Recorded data
- - -

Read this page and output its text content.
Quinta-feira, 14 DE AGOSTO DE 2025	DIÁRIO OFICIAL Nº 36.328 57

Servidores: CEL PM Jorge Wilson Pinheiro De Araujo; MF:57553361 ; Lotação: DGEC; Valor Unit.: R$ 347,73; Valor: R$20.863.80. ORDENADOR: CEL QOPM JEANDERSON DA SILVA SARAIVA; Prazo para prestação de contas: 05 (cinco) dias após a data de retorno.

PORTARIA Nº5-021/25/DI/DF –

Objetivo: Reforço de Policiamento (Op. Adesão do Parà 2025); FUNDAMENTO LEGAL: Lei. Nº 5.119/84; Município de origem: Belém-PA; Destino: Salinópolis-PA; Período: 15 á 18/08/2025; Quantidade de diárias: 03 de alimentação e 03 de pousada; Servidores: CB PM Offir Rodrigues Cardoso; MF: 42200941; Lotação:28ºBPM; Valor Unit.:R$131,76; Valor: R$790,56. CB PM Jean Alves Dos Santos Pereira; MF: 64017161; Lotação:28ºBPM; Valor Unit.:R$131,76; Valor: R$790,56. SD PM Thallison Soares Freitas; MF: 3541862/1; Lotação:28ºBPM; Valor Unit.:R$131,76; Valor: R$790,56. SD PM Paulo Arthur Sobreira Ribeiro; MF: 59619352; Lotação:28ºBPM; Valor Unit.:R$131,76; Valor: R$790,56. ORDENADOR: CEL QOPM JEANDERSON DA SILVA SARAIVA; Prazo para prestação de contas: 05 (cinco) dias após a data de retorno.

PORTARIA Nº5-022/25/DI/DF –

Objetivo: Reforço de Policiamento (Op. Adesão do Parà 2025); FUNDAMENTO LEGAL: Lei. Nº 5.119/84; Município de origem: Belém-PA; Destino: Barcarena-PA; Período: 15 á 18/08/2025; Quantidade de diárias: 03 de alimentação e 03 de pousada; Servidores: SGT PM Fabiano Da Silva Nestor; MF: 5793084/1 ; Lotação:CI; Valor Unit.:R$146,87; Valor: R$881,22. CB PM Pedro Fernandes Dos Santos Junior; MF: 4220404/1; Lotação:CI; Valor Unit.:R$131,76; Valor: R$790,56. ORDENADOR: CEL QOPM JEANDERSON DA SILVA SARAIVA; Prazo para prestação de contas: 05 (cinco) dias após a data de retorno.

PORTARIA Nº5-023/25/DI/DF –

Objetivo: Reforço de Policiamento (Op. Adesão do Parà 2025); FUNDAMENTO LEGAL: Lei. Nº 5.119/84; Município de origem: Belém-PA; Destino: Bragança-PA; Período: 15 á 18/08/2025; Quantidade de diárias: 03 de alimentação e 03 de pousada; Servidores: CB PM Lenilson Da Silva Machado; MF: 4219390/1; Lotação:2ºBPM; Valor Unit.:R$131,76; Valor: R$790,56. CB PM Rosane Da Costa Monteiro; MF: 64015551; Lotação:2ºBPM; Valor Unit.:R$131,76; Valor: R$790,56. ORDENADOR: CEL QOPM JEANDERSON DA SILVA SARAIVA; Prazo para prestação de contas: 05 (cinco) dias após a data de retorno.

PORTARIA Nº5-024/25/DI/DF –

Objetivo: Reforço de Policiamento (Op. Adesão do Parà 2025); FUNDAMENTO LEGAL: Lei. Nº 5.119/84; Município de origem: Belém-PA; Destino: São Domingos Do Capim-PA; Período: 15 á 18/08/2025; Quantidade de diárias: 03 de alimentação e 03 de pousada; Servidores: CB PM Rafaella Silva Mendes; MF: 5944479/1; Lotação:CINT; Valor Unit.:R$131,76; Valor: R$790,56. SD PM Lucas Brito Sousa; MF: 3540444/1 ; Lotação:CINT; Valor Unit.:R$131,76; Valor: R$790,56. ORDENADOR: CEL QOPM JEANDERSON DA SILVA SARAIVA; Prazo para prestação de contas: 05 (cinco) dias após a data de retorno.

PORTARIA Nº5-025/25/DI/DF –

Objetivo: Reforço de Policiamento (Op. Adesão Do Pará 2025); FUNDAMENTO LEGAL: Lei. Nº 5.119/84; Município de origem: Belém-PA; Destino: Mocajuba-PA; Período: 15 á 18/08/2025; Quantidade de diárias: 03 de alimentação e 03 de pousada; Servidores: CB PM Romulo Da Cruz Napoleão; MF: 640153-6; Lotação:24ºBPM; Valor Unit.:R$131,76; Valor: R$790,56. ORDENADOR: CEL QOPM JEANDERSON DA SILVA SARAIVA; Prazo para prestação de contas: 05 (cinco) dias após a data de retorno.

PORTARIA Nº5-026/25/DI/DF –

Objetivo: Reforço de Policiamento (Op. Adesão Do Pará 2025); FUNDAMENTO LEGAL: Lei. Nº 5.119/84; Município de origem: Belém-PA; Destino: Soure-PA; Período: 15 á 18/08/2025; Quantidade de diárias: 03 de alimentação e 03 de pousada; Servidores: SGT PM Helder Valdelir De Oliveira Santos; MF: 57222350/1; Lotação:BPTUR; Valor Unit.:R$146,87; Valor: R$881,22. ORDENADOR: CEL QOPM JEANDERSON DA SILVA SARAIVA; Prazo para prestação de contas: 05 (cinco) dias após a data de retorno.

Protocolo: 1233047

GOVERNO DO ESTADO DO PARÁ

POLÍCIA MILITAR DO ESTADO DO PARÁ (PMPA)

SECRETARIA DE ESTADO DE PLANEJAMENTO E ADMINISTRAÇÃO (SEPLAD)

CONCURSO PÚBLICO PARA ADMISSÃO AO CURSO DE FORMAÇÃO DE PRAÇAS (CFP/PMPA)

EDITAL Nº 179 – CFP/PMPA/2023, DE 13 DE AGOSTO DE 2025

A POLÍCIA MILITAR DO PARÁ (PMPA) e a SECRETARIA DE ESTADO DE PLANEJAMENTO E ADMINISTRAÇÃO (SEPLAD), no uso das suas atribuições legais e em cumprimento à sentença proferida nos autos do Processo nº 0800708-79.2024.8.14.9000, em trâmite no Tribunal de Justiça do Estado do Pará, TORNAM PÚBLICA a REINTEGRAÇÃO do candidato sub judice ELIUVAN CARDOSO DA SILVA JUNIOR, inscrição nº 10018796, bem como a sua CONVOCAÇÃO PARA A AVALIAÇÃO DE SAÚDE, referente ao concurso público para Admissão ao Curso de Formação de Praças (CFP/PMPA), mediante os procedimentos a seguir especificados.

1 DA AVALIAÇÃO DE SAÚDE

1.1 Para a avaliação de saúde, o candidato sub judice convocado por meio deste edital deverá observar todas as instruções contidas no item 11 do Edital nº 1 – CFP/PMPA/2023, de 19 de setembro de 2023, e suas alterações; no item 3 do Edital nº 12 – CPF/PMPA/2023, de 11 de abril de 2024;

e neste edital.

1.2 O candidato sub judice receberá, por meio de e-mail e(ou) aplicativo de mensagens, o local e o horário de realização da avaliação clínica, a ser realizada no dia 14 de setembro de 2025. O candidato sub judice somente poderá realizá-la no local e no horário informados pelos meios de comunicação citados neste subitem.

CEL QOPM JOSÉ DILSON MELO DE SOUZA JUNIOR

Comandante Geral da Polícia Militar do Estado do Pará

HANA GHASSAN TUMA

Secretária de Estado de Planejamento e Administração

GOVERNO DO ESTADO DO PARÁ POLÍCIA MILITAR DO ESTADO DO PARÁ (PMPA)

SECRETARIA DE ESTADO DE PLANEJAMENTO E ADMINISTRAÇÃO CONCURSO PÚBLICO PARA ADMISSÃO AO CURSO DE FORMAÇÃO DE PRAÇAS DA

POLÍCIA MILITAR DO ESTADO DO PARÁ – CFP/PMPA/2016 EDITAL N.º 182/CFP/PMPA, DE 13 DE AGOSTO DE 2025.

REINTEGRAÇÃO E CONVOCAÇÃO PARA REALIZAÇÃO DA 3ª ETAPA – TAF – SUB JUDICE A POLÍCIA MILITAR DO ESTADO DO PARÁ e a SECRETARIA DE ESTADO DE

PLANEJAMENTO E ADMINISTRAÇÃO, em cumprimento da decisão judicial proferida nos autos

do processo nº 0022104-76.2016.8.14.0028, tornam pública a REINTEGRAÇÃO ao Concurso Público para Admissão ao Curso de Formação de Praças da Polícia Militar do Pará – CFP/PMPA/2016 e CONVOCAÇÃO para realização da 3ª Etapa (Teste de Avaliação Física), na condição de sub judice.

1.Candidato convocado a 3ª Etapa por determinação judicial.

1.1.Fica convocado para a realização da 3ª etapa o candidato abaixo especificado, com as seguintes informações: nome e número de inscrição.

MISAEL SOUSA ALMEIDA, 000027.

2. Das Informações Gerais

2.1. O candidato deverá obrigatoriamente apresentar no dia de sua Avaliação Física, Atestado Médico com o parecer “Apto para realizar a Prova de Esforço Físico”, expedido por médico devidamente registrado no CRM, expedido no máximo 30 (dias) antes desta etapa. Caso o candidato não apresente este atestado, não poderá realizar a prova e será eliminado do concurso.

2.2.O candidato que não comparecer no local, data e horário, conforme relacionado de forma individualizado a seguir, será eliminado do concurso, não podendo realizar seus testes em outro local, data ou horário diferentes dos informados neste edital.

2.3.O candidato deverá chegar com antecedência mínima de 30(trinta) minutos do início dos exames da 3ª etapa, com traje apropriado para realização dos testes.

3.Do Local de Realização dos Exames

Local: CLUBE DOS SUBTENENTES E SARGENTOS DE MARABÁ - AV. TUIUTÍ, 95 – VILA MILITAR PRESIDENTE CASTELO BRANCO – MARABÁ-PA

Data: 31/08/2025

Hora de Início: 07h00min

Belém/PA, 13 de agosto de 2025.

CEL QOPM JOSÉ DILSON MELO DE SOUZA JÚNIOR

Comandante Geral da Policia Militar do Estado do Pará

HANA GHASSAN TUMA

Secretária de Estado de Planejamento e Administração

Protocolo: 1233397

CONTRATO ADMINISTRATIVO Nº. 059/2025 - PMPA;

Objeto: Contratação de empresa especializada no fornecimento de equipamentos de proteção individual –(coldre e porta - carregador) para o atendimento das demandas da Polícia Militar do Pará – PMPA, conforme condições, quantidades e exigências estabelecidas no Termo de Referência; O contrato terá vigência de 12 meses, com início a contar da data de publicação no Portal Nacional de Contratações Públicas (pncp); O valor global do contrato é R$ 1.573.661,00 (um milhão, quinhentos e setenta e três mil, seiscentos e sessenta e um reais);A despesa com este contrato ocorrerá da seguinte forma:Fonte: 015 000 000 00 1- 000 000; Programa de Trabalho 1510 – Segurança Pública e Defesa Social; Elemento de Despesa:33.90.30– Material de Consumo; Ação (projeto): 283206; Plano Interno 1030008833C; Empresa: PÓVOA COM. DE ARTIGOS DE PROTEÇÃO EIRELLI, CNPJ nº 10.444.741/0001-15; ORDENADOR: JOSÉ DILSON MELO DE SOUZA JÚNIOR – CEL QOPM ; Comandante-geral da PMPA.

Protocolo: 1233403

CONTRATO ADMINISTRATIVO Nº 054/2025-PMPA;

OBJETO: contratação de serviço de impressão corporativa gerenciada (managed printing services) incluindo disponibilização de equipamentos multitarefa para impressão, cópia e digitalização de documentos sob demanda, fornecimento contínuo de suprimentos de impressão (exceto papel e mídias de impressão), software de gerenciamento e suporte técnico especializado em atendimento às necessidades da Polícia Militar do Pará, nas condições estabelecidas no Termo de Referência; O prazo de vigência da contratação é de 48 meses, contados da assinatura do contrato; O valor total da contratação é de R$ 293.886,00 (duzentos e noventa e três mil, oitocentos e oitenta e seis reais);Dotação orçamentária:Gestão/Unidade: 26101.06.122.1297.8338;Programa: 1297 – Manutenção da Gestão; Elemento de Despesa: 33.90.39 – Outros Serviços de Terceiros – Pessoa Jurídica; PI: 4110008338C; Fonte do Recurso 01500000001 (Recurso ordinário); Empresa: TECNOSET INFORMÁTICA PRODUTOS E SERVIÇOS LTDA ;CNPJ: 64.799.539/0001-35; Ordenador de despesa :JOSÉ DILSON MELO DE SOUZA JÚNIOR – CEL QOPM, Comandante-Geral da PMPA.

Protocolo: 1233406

- - -

Exercise objective - Filter the records above and return every line that holds the word "PORTARIA".

Complete answer -
PORTARIA Nº5-021/25/DI/DF –
PORTARIA Nº5-022/25/DI/DF –
PORTARIA Nº5-023/25/DI/DF –
PORTARIA Nº5-024/25/DI/DF –
PORTARIA Nº5-025/25/DI/DF –
PORTARIA Nº5-026/25/DI/DF –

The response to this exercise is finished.